WHAT IS NEEDED: Copy down all of the data underneath, exactly as shown.

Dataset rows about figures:
# # # # #
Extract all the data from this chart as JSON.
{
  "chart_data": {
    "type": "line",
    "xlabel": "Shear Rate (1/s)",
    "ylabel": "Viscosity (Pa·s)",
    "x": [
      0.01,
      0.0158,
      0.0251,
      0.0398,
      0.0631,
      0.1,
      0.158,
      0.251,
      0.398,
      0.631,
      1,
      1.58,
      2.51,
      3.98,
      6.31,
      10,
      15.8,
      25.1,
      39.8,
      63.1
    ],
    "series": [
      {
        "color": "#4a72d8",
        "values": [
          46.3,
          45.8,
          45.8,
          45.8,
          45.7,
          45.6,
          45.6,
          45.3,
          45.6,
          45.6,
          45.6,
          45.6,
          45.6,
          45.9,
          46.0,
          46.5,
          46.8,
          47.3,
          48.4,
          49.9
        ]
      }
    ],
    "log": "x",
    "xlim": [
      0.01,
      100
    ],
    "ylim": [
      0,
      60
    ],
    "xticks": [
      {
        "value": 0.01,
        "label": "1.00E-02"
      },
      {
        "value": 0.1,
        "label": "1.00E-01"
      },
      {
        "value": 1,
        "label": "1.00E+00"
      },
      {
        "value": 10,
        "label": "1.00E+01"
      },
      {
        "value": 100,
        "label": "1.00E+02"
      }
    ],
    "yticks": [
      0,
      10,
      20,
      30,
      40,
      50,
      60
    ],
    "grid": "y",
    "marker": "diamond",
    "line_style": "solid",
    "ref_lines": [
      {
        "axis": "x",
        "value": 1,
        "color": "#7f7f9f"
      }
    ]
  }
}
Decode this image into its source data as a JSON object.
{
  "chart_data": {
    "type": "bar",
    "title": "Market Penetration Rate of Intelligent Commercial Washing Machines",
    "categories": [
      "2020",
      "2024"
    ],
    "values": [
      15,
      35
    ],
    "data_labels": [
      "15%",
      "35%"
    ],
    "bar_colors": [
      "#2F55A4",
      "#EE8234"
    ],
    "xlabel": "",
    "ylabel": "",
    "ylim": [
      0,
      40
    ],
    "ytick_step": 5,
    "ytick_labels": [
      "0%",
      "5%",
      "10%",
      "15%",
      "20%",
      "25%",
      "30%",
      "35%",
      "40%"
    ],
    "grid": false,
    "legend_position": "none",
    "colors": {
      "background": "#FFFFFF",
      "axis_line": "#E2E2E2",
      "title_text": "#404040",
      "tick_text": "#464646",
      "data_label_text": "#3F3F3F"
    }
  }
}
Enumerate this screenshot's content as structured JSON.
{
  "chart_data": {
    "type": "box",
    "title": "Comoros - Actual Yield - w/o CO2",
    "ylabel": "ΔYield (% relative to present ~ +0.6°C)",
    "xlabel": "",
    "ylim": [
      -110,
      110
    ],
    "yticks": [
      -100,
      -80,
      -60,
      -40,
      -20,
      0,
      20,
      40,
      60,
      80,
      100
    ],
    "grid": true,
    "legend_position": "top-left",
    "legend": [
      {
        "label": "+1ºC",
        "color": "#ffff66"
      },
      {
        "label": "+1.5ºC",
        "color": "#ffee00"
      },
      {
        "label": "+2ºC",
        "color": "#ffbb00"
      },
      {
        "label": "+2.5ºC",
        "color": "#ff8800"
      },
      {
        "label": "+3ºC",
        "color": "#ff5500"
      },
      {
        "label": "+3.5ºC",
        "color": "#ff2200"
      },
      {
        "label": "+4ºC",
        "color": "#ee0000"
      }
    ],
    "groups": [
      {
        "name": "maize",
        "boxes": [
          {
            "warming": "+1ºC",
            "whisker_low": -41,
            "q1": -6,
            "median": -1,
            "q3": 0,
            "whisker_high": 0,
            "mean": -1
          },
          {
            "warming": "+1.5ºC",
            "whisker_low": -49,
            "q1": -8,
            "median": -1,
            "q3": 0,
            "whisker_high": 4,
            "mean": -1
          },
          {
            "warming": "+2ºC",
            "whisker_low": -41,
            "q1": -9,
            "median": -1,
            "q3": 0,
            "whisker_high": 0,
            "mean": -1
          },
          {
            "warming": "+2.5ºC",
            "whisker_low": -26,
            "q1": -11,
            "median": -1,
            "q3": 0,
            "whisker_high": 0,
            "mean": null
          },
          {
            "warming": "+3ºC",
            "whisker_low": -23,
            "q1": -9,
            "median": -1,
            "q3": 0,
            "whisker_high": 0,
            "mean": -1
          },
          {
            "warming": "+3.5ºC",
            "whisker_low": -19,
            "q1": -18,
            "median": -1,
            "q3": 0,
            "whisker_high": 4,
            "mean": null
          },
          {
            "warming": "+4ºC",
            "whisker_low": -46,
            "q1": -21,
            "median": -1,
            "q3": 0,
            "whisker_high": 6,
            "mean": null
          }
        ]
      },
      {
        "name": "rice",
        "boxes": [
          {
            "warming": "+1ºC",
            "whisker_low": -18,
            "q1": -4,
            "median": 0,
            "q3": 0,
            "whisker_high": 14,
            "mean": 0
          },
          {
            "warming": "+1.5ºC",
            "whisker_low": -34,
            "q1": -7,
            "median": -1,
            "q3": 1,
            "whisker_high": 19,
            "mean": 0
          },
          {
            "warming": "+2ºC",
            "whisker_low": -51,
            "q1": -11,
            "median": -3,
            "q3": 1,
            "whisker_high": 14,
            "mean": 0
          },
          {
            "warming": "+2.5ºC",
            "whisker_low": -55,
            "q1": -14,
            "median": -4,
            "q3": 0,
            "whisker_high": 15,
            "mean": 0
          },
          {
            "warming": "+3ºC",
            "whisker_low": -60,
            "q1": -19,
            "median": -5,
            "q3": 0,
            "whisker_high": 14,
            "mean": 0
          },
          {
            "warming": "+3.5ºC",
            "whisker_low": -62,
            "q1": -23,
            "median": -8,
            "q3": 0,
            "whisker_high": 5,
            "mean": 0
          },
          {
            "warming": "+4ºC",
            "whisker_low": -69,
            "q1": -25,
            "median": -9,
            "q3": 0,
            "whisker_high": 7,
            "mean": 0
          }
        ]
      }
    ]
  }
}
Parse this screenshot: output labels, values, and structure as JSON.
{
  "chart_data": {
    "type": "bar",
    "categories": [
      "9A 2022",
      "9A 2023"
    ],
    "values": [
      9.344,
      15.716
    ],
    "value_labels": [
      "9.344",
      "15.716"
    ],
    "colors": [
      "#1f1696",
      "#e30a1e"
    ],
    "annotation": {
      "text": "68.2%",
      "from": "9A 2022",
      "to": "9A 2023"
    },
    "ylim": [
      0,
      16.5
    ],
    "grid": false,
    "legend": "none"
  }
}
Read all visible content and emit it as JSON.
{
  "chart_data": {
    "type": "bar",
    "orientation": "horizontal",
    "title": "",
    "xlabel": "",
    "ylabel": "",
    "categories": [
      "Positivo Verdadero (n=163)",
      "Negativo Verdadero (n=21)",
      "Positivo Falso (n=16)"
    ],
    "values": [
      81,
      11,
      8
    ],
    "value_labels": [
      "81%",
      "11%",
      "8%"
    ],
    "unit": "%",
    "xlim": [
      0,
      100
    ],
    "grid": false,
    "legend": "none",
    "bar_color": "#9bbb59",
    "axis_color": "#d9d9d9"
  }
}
# # # # #
THE OUTPUT:
Extract all the data from this chart as JSON.
{
  "chart_data": {
    "type": "line",
    "xlabel": "Shear Rate (1/s)",
    "ylabel": "Viscosity (Pa·s)",
    "x": [
      0.01,
      0.0158,
      0.0251,
      0.0398,
      0.0631,
      0.1,
      0.158,
      0.251,
      0.398,
      0.631,
      1,
      1.58,
      2.51,
      3.98,
      6.31,
      10,
      15.8,
      25.1,
      39.8,
      63.1
    ],
    "series": [
      {
        "color": "#4a72d8",
        "values": [
          46.3,
          45.8,
          45.8,
          45.8,
          45.7,
          45.6,
          45.6,
          45.3,
          45.6,
          45.6,
          45.6,
          45.6,
          45.6,
          45.9,
          46.0,
          46.5,
          46.8,
          47.3,
          48.4,
          49.9
        ]
      }
    ],
    "log": "x",
    "xlim": [
      0.01,
      100
    ],
    "ylim": [
      0,
      60
    ],
    "xticks": [
      {
        "value": 0.01,
        "label": "1.00E-02"
      },
      {
        "value": 0.1,
        "label": "1.00E-01"
      },
      {
        "value": 1,
        "label": "1.00E+00"
      },
      {
        "value": 10,
        "label": "1.00E+01"
      },
      {
        "value": 100,
        "label": "1.00E+02"
      }
    ],
    "yticks": [
      0,
      10,
      20,
      30,
      40,
      50,
      60
    ],
    "grid": "y",
    "marker": "diamond",
    "line_style": "solid",
    "ref_lines": [
      {
        "axis": "x",
        "value": 1,
        "color": "#7f7f9f"
      }
    ]
  }
}
Decode this image into its source data as a JSON object.
{
  "chart_data": {
    "type": "bar",
    "title": "Market Penetration Rate of Intelligent Commercial Washing Machines",
    "categories": [
      "2020",
      "2024"
    ],
    "values": [
      15,
      35
    ],
    "data_labels": [
      "15%",
      "35%"
    ],
    "bar_colors": [
      "#2F55A4",
      "#EE8234"
    ],
    "xlabel": "",
    "ylabel": "",
    "ylim": [
      0,
      40
    ],
    "ytick_step": 5,
    "ytick_labels": [
      "0%",
      "5%",
      "10%",
      "15%",
      "20%",
      "25%",
      "30%",
      "35%",
      "40%"
    ],
    "grid": false,
    "legend_position": "none",
    "colors": {
      "background": "#FFFFFF",
      "axis_line": "#E2E2E2",
      "title_text": "#404040",
      "tick_text": "#464646",
      "data_label_text": "#3F3F3F"
    }
  }
}
Enumerate this screenshot's content as structured JSON.
{
  "chart_data": {
    "type": "box",
    "title": "Comoros - Actual Yield - w/o CO2",
    "ylabel": "ΔYield (% relative to present ~ +0.6°C)",
    "xlabel": "",
    "ylim": [
      -110,
      110
    ],
    "yticks": [
      -100,
      -80,
      -60,
      -40,
      -20,
      0,
      20,
      40,
      60,
      80,
      100
    ],
    "grid": true,
    "legend_position": "top-left",
    "legend": [
      {
        "label": "+1ºC",
        "color": "#ffff66"
      },
      {
        "label": "+1.5ºC",
        "color": "#ffee00"
      },
      {
        "label": "+2ºC",
        "color": "#ffbb00"
      },
      {
        "label": "+2.5ºC",
        "color": "#ff8800"
      },
      {
        "label": "+3ºC",
        "color": "#ff5500"
      },
      {
        "label": "+3.5ºC",
        "color": "#ff2200"
      },
      {
        "label": "+4ºC",
        "color": "#ee0000"
      }
    ],
    "groups": [
      {
        "name": "maize",
        "boxes": [
          {
            "warming": "+1ºC",
            "whisker_low": -41,
            "q1": -6,
            "median": -1,
            "q3": 0,
            "whisker_high": 0,
            "mean": -1
          },
          {
            "warming": "+1.5ºC",
            "whisker_low": -49,
            "q1": -8,
            "median": -1,
            "q3": 0,
            "whisker_high": 4,
            "mean": -1
          },
          {
            "warming": "+2ºC",
            "whisker_low": -41,
            "q1": -9,
            "median": -1,
            "q3": 0,
            "whisker_high": 0,
            "mean": -1
          },
          {
            "warming": "+2.5ºC",
            "whisker_low": -26,
            "q1": -11,
            "median": -1,
            "q3": 0,
            "whisker_high": 0,
            "mean": null
          },
          {
            "warming": "+3ºC",
            "whisker_low": -23,
            "q1": -9,
            "median": -1,
            "q3": 0,
            "whisker_high": 0,
            "mean": -1
          },
          {
            "warming": "+3.5ºC",
            "whisker_low": -19,
            "q1": -18,
            "median": -1,
            "q3": 0,
            "whisker_high": 4,
            "mean": null
          },
          {
            "warming": "+4ºC",
            "whisker_low": -46,
            "q1": -21,
            "median": -1,
            "q3": 0,
            "whisker_high": 6,
            "mean": null
          }
        ]
      },
      {
        "name": "rice",
        "boxes": [
          {
            "warming": "+1ºC",
            "whisker_low": -18,
            "q1": -4,
            "median": 0,
            "q3": 0,
            "whisker_high": 14,
            "mean": 0
          },
          {
            "warming": "+1.5ºC",
            "whisker_low": -34,
            "q1": -7,
            "median": -1,
            "q3": 1,
            "whisker_high": 19,
            "mean": 0
          },
          {
            "warming": "+2ºC",
            "whisker_low": -51,
            "q1": -11,
            "median": -3,
            "q3": 1,
            "whisker_high": 14,
            "mean": 0
          },
          {
            "warming": "+2.5ºC",
            "whisker_low": -55,
            "q1": -14,
            "median": -4,
            "q3": 0,
            "whisker_high": 15,
            "mean": 0
          },
          {
            "warming": "+3ºC",
            "whisker_low": -60,
            "q1": -19,
            "median": -5,
            "q3": 0,
            "whisker_high": 14,
            "mean": 0
          },
          {
            "warming": "+3.5ºC",
            "whisker_low": -62,
            "q1": -23,
            "median": -8,
            "q3": 0,
            "whisker_high": 5,
            "mean": 0
          },
          {
            "warming": "+4ºC",
            "whisker_low": -69,
            "q1": -25,
            "median": -9,
            "q3": 0,
            "whisker_high": 7,
            "mean": 0
          }
        ]
      }
    ]
  }
}
Parse this screenshot: output labels, values, and structure as JSON.
{
  "chart_data": {
    "type": "bar",
    "categories": [
      "9A 2022",
      "9A 2023"
    ],
    "values": [
      9.344,
      15.716
    ],
    "value_labels": [
      "9.344",
      "15.716"
    ],
    "colors": [
      "#1f1696",
      "#e30a1e"
    ],
    "annotation": {
      "text": "68.2%",
      "from": "9A 2022",
      "to": "9A 2023"
    },
    "ylim": [
      0,
      16.5
    ],
    "grid": false,
    "legend": "none"
  }
}
Read all visible content and emit it as JSON.
{
  "chart_data": {
    "type": "bar",
    "orientation": "horizontal",
    "title": "",
    "xlabel": "",
    "ylabel": "",
    "categories": [
      "Positivo Verdadero (n=163)",
      "Negativo Verdadero (n=21)",
      "Positivo Falso (n=16)"
    ],
    "values": [
      81,
      11,
      8
    ],
    "value_labels": [
      "81%",
      "11%",
      "8%"
    ],
    "unit": "%",
    "xlim": [
      0,
      100
    ],
    "grid": false,
    "legend": "none",
    "bar_color": "#9bbb59",
    "axis_color": "#d9d9d9"
  }
}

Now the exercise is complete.